• THE REQUEST
Each line should be copied exactly.

* begin *

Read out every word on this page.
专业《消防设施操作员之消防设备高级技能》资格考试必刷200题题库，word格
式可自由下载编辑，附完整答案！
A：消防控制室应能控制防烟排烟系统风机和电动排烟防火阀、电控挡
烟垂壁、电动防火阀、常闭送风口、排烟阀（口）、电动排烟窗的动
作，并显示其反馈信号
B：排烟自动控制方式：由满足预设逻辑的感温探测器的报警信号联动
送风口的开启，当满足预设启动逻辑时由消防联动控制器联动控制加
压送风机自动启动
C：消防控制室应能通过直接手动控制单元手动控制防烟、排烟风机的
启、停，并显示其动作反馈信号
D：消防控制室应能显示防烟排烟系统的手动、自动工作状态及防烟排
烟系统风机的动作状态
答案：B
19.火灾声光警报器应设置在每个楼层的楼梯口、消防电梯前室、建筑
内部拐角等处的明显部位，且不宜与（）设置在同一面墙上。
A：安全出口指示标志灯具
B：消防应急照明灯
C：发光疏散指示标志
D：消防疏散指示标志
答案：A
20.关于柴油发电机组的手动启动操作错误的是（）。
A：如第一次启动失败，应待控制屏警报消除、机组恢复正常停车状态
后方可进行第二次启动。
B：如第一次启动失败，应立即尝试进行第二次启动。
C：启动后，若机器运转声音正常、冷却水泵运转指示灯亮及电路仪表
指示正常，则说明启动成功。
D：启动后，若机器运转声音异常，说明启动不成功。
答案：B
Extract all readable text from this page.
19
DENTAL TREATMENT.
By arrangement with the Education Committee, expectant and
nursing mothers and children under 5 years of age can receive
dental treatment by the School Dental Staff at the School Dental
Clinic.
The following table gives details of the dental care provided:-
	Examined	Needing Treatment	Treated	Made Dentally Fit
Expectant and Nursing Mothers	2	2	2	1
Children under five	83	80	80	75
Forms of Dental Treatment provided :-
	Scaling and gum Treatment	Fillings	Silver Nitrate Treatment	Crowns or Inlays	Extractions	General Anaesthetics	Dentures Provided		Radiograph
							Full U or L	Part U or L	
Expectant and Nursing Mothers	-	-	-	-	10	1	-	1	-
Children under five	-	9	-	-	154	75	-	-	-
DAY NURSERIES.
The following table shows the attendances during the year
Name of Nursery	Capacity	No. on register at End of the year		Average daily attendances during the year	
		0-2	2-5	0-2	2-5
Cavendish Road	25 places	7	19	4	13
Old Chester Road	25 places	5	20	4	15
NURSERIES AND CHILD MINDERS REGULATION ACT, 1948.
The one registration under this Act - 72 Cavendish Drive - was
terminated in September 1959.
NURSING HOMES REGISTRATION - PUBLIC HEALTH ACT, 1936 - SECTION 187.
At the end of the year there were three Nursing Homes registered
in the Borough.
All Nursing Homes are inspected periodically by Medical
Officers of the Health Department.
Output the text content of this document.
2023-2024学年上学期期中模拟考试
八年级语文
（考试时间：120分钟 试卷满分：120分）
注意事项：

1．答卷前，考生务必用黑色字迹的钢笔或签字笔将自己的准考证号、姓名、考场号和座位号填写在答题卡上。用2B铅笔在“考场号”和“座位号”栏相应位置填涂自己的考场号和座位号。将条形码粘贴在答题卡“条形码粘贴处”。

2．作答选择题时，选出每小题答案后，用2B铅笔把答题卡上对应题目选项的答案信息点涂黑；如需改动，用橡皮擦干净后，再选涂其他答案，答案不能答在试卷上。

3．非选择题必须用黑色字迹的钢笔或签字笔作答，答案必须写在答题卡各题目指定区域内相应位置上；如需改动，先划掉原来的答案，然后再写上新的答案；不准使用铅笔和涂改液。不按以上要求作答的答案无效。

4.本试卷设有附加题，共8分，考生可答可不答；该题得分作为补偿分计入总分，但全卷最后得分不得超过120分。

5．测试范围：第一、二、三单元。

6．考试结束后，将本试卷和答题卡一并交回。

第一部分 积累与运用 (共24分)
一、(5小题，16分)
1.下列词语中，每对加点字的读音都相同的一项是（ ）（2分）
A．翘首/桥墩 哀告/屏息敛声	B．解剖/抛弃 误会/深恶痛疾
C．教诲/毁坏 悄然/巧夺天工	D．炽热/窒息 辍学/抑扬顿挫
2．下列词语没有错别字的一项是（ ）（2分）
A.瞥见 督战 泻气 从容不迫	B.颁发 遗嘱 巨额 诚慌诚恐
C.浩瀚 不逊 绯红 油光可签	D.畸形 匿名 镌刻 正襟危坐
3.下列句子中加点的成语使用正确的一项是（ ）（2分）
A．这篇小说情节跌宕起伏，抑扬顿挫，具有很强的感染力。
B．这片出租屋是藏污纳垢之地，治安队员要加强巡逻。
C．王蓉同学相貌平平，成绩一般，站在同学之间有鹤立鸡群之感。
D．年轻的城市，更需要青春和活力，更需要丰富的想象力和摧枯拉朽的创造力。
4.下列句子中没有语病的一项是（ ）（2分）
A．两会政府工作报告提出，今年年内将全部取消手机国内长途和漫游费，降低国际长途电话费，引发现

* end *

• WRITTEN ANSWER
Read out every word on this page.
专业《消防设施操作员之消防设备高级技能》资格考试必刷200题题库，word格
式可自由下载编辑，附完整答案！
A：消防控制室应能控制防烟排烟系统风机和电动排烟防火阀、电控挡
烟垂壁、电动防火阀、常闭送风口、排烟阀（口）、电动排烟窗的动
作，并显示其反馈信号
B：排烟自动控制方式：由满足预设逻辑的感温探测器的报警信号联动
送风口的开启，当满足预设启动逻辑时由消防联动控制器联动控制加
压送风机自动启动
C：消防控制室应能通过直接手动控制单元手动控制防烟、排烟风机的
启、停，并显示其动作反馈信号
D：消防控制室应能显示防烟排烟系统的手动、自动工作状态及防烟排
烟系统风机的动作状态
答案：B
19.火灾声光警报器应设置在每个楼层的楼梯口、消防电梯前室、建筑
内部拐角等处的明显部位，且不宜与（）设置在同一面墙上。
A：安全出口指示标志灯具
B：消防应急照明灯
C：发光疏散指示标志
D：消防疏散指示标志
答案：A
20.关于柴油发电机组的手动启动操作错误的是（）。
A：如第一次启动失败，应待控制屏警报消除、机组恢复正常停车状态
后方可进行第二次启动。
B：如第一次启动失败，应立即尝试进行第二次启动。
C：启动后，若机器运转声音正常、冷却水泵运转指示灯亮及电路仪表
指示正常，则说明启动成功。
D：启动后，若机器运转声音异常，说明启动不成功。
答案：B
Extract all readable text from this page.
19
DENTAL TREATMENT.
By arrangement with the Education Committee, expectant and
nursing mothers and children under 5 years of age can receive
dental treatment by the School Dental Staff at the School Dental
Clinic.
The following table gives details of the dental care provided:-
	Examined	Needing Treatment	Treated	Made Dentally Fit
Expectant and Nursing Mothers	2	2	2	1
Children under five	83	80	80	75
Forms of Dental Treatment provided :-
	Scaling and gum Treatment	Fillings	Silver Nitrate Treatment	Crowns or Inlays	Extractions	General Anaesthetics	Dentures Provided		Radiograph
							Full U or L	Part U or L	
Expectant and Nursing Mothers	-	-	-	-	10	1	-	1	-
Children under five	-	9	-	-	154	75	-	-	-
DAY NURSERIES.
The following table shows the attendances during the year
Name of Nursery	Capacity	No. on register at End of the year		Average daily attendances during the year	
		0-2	2-5	0-2	2-5
Cavendish Road	25 places	7	19	4	13
Old Chester Road	25 places	5	20	4	15
NURSERIES AND CHILD MINDERS REGULATION ACT, 1948.
The one registration under this Act - 72 Cavendish Drive - was
terminated in September 1959.
NURSING HOMES REGISTRATION - PUBLIC HEALTH ACT, 1936 - SECTION 187.
At the end of the year there were three Nursing Homes registered
in the Borough.
All Nursing Homes are inspected periodically by Medical
Officers of the Health Department.
Output the text content of this document.
2023-2024学年上学期期中模拟考试
八年级语文
（考试时间：120分钟 试卷满分：120分）
注意事项：

1．答卷前，考生务必用黑色字迹的钢笔或签字笔将自己的准考证号、姓名、考场号和座位号填写在答题卡上。用2B铅笔在“考场号”和“座位号”栏相应位置填涂自己的考场号和座位号。将条形码粘贴在答题卡“条形码粘贴处”。

2．作答选择题时，选出每小题答案后，用2B铅笔把答题卡上对应题目选项的答案信息点涂黑；如需改动，用橡皮擦干净后，再选涂其他答案，答案不能答在试卷上。

3．非选择题必须用黑色字迹的钢笔或签字笔作答，答案必须写在答题卡各题目指定区域内相应位置上；如需改动，先划掉原来的答案，然后再写上新的答案；不准使用铅笔和涂改液。不按以上要求作答的答案无效。

4.本试卷设有附加题，共8分，考生可答可不答；该题得分作为补偿分计入总分，但全卷最后得分不得超过120分。

5．测试范围：第一、二、三单元。

6．考试结束后，将本试卷和答题卡一并交回。

第一部分 积累与运用 (共24分)
一、(5小题，16分)
1.下列词语中，每对加点字的读音都相同的一项是（ ）（2分）
A．翘首/桥墩 哀告/屏息敛声	B．解剖/抛弃 误会/深恶痛疾
C．教诲/毁坏 悄然/巧夺天工	D．炽热/窒息 辍学/抑扬顿挫
2．下列词语没有错别字的一项是（ ）（2分）
A.瞥见 督战 泻气 从容不迫	B.颁发 遗嘱 巨额 诚慌诚恐
C.浩瀚 不逊 绯红 油光可签	D.畸形 匿名 镌刻 正襟危坐
3.下列句子中加点的成语使用正确的一项是（ ）（2分）
A．这篇小说情节跌宕起伏，抑扬顿挫，具有很强的感染力。
B．这片出租屋是藏污纳垢之地，治安队员要加强巡逻。
C．王蓉同学相貌平平，成绩一般，站在同学之间有鹤立鸡群之感。
D．年轻的城市，更需要青春和活力，更需要丰富的想象力和摧枯拉朽的创造力。
4.下列句子中没有语病的一项是（ ）（2分）
A．两会政府工作报告提出，今年年内将全部取消手机国内长途和漫游费，降低国际长途电话费，引发现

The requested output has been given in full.